GOAL
Would you retype all of these records exactly?

***** RECORDS FOR THE TASK *****

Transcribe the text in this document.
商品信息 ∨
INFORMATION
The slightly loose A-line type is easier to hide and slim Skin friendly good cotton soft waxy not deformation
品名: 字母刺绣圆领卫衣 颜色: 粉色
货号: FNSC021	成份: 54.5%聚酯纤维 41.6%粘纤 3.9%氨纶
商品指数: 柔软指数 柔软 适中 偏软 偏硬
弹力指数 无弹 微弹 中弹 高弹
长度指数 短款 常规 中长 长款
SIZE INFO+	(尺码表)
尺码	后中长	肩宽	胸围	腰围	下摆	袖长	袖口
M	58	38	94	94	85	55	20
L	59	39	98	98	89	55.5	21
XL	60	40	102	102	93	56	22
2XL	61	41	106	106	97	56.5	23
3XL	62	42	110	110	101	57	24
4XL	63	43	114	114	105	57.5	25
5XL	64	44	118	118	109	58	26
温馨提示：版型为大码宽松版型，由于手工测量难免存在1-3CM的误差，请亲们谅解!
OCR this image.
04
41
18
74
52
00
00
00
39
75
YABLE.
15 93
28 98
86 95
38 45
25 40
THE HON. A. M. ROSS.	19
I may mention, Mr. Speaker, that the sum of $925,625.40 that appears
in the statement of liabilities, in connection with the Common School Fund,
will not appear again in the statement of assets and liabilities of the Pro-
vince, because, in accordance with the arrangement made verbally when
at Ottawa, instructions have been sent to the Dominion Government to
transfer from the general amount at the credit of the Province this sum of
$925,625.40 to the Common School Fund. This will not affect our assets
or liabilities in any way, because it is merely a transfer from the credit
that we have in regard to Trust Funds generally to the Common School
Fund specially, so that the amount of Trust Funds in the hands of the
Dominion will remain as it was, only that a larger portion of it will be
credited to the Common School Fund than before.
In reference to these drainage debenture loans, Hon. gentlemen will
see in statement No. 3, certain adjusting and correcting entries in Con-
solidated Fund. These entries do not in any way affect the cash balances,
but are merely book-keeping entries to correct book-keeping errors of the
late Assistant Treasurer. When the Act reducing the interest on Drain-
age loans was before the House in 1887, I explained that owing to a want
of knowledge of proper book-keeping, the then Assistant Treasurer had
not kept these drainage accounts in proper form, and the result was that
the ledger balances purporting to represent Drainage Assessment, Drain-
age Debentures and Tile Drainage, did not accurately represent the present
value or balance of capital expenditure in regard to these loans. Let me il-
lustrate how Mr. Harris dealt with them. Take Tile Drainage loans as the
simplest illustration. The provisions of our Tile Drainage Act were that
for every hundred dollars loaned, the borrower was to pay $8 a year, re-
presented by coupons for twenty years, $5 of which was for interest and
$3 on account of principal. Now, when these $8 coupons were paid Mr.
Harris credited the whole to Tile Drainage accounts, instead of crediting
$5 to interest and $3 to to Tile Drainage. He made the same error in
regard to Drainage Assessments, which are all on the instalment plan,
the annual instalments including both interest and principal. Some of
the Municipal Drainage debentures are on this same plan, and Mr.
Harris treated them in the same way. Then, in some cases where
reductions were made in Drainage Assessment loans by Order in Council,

*****

OUTPUT OF THE EXERCISE
Transcribe the text in this document.
商品信息 ∨
INFORMATION
The slightly loose A-line type is easier to hide and slim Skin friendly good cotton soft waxy not deformation
品名: 字母刺绣圆领卫衣 颜色: 粉色
货号: FNSC021	成份: 54.5%聚酯纤维 41.6%粘纤 3.9%氨纶
商品指数: 柔软指数 柔软 适中 偏软 偏硬
弹力指数 无弹 微弹 中弹 高弹
长度指数 短款 常规 中长 长款
SIZE INFO+	(尺码表)
尺码	后中长	肩宽	胸围	腰围	下摆	袖长	袖口
M	58	38	94	94	85	55	20
L	59	39	98	98	89	55.5	21
XL	60	40	102	102	93	56	22
2XL	61	41	106	106	97	56.5	23
3XL	62	42	110	110	101	57	24
4XL	63	43	114	114	105	57.5	25
5XL	64	44	118	118	109	58	26
温馨提示：版型为大码宽松版型，由于手工测量难免存在1-3CM的误差，请亲们谅解!
OCR this image.
04
41
18
74
52
00
00
00
39
75
YABLE.
15 93
28 98
86 95
38 45
25 40
THE HON. A. M. ROSS.	19
I may mention, Mr. Speaker, that the sum of $925,625.40 that appears
in the statement of liabilities, in connection with the Common School Fund,
will not appear again in the statement of assets and liabilities of the Pro-
vince, because, in accordance with the arrangement made verbally when
at Ottawa, instructions have been sent to the Dominion Government to
transfer from the general amount at the credit of the Province this sum of
$925,625.40 to the Common School Fund. This will not affect our assets
or liabilities in any way, because it is merely a transfer from the credit
that we have in regard to Trust Funds generally to the Common School
Fund specially, so that the amount of Trust Funds in the hands of the
Dominion will remain as it was, only that a larger portion of it will be
credited to the Common School Fund than before.
In reference to these drainage debenture loans, Hon. gentlemen will
see in statement No. 3, certain adjusting and correcting entries in Con-
solidated Fund. These entries do not in any way affect the cash balances,
but are merely book-keeping entries to correct book-keeping errors of the
late Assistant Treasurer. When the Act reducing the interest on Drain-
age loans was before the House in 1887, I explained that owing to a want
of knowledge of proper book-keeping, the then Assistant Treasurer had
not kept these drainage accounts in proper form, and the result was that
the ledger balances purporting to represent Drainage Assessment, Drain-
age Debentures and Tile Drainage, did not accurately represent the present
value or balance of capital expenditure in regard to these loans. Let me il-
lustrate how Mr. Harris dealt with them. Take Tile Drainage loans as the
simplest illustration. The provisions of our Tile Drainage Act were that
for every hundred dollars loaned, the borrower was to pay $8 a year, re-
presented by coupons for twenty years, $5 of which was for interest and
$3 on account of principal. Now, when these $8 coupons were paid Mr.
Harris credited the whole to Tile Drainage accounts, instead of crediting
$5 to interest and $3 to to Tile Drainage. He made the same error in
regard to Drainage Assessments, which are all on the instalment plan,
the annual instalments including both interest and principal. Some of
the Municipal Drainage debentures are on this same plan, and Mr.
Harris treated them in the same way. Then, in some cases where
reductions were made in Drainage Assessment loans by Order in Council,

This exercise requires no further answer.